Your task:
Could you write the next part of the passage on courageous church leadership, picking up right after its final sentence?

Excerpted passage:
A denominational leader was on the road promoting the denomination’s recipe for flourishing churches. Although I do not pastor a church, when I heard about his presentations I took the opportunity to sit in on one. He was quite passionate about what needed to happen and he observed that while some pastors were really doing it and their churches were flourishing, there were others who didn’t get it and their churches just existed.

During his presentation he said he wished he had enough money to be able to say to some of the pastors, “Look, if you’re not going to do anything with your church, please retire early and I’ll make up the difference between your pension income and your salary until you reach retirement age. Just give us back your church so we can do something with it!

The church needs courageous leaders. By courageous, I mean leaders who are willing to risk their jobs by saying what really needs to be said to their own communities. We need leaders who understand the times, discern God’s direction, and then who are willing to stand up to any resistance to change in order to make the church or agency what God really wants it to be.

Change Demands Courage

We need courageous leaders now because our times demand courageous leaders!

  • Our context has changed.
  • We are a minority in our society.
  • We differ from society over the relative priority of various values.

The church today is gradually waking up to the fact that “That was then, and this is now.” The world around us has changed, and the church must learn how to be the church in a different set of circumstances. That requires change.

The problem is that people tend to grow comfortable with the way things are and not want anything different. Resistance to change makes a ministry’s default future a continuation of the status quo. It will slowly fossilize. And someday, if nothing changes, that ministry will be no more.

Unfortunately, the group that wants no change is usually quite vocal and powerful. Typically they are the people who created and financed the current status quo. They may still be among your major donors and on your board. They are people who leaders tiptoe around. But of course leaders, for the sake of the mission and future of the ministry, must challenge resistance to change wherever they find it. Courageous leaders know that leadership is all about guiding people through change.

It takes courage to unsettle people. It takes courage to disrupt the routine. It takes courage to stop doing something that is successful now, in order to start doing something that is more vital for future success. It takes courage to do what’s right even when it is not popular.

Three helpful books for leading people through change are:

  1. Leading Change
  2. The Missional Leader: Equipping Your Church to Reach a Changing World.
  3. Who Stole My Church?

Becoming a Courageous Leader

A number of leadership models will help people become courageous leaders.

The Servant Leader

If leaders are reluctant to challenge people who are stuck to grow and become all that God wants them to be, then the servant leadership model reminds us that “a servant-leader focuses primarily on the growth and well-being of people and the communities to which they belong.”1

This may mean that sometimes leaders see what people truly need for their own good even when they don’t see it themselves. John F. Kennedy wrote about this from a politician’s perspective:

The voters selected us, in short, because they had confidence in our judgement and our ability to exercise that judgement from a position where we could determine what were their own best interests, as part of the nation’s interests. This may mean that we must on occasion lead, inform, correct, and sometimes even ignore constituent opinion, if we are to exercise fully that judgment for which we were elected.2

Leading like this means that there will be times when you have to go through “short-term pain for long-term gain.” That takes courage!

Dataset excerpt:
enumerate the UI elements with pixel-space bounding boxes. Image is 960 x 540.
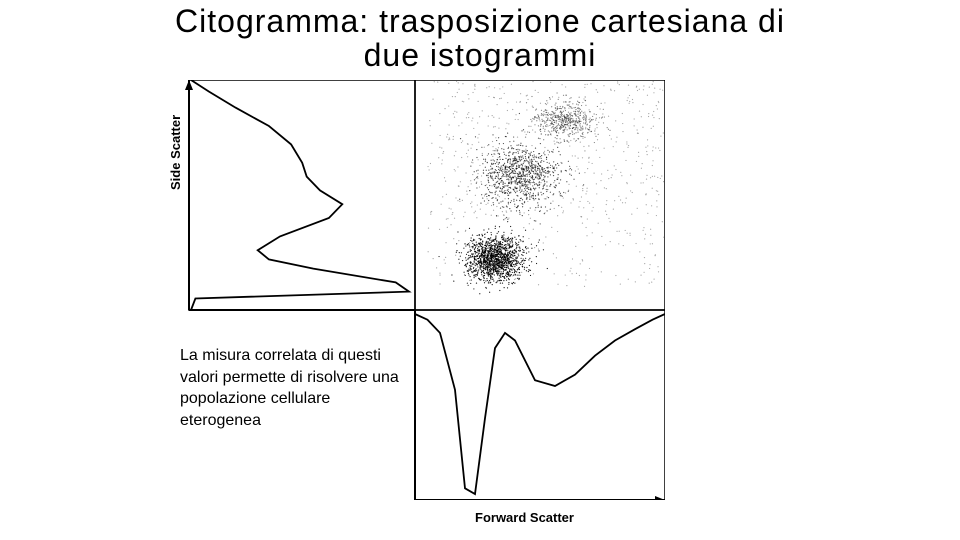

The answer:
The Steward Leader

Stewardship is often thought as preserving the past so it can be passed on. This is stewardship of the past. Christian stewardship of the past means that we steward our faith.

We are also stewards of the present. This stewardship is about accountability for what we are doing right now, for how we are currently using the resources and opportunities which God has already provided for us. This is stewardship of our organizations.

And then there is stewardship of the future. This is about investing today so our ministries can thrive tomorrow. It is about networking, exploring, and searching, looking out for new, creative, fresh ways of pursuing our mission over the next several years. It is about equipping our organizations and people for greater service in the future. It is about building healthy organizations that will be sustainable and effective for another generation after our time in leadership has passed. This is stewardship of our mission.

There is one thing that faithful stewards cannot steward. Ministry leaders cannot steward a certain way of doing things. That would be to steward the means. And if you believe you are to steward the means, then you have lost sight of the ends. As I wrote in my book, The Church At Work,

Luke says his gospel concerns only what Jesus “began to do and teach,” and yet his gospel and its sequel, Acts, show that Jesus’ time on earth came to an end shortly after the close of the gospel when he ascended into heaven. So how does Jesus continue to do and teach? Luke makes it clear that Jesus continues to work through the Holy Spirit….The Hebrew and Greek words for the Holy Spirit mean “invisibility, movement, power and life” and convey the idea of God in action. We live in an ever-changing world, so when we know that the creative and dynamic Spirit of God is actively guiding the church to meet new challenges, we should expect change and development to be the result.

Change may be as uncomfortable for the leader as it is for the group. It may take you out of your comfort zone to do something you haven’t done before. But because the world continues to change, you must steward the faith, the ministry, and the mission if you want to fulfill your call to ministry. It takes courage to really steward a ministry!

The Prophetic Leader

Prophetic leadership is both corrective and visionary. Its focus is on discerning God’s perspective and conveying it to the people you lead.

If anyone really wants to be a prophet, they should first read Abraham Heschel’s masterpiece, The Prophets. This outstanding analysis of Israel’s prophets shows just how painful it can be to be used by God as a prophet. It meant a life of suffering, of danger, of always being counter-cultural in some way. It was a lonely life to be a prophet and it was hard for them to be so misunderstood by those in power.

Being called as a prophet is one of the most difficult challenges God can call us to. And yet he does, because he must, because we so often get off track from where he wants us to be. This is why I wrote up above that the church needs “leaders who are willing to risk their jobs by saying what really needs to be said to their own communities.” This is the hard part of being the leader!

When churches stop challenging their members to lean in to God and grow in Christ and simply provide comfortable cocooning for them, a prophet needs to speak correction. When any ministry becomes more about ‘me’ than about others or about God, God will send a prophet to bring them back to his purpose for the ministry.

Ministry leaders, don’t wait for others to be sent by God to bring correction and realignment. Allow God to use you as a prophet and speak correction to your own community.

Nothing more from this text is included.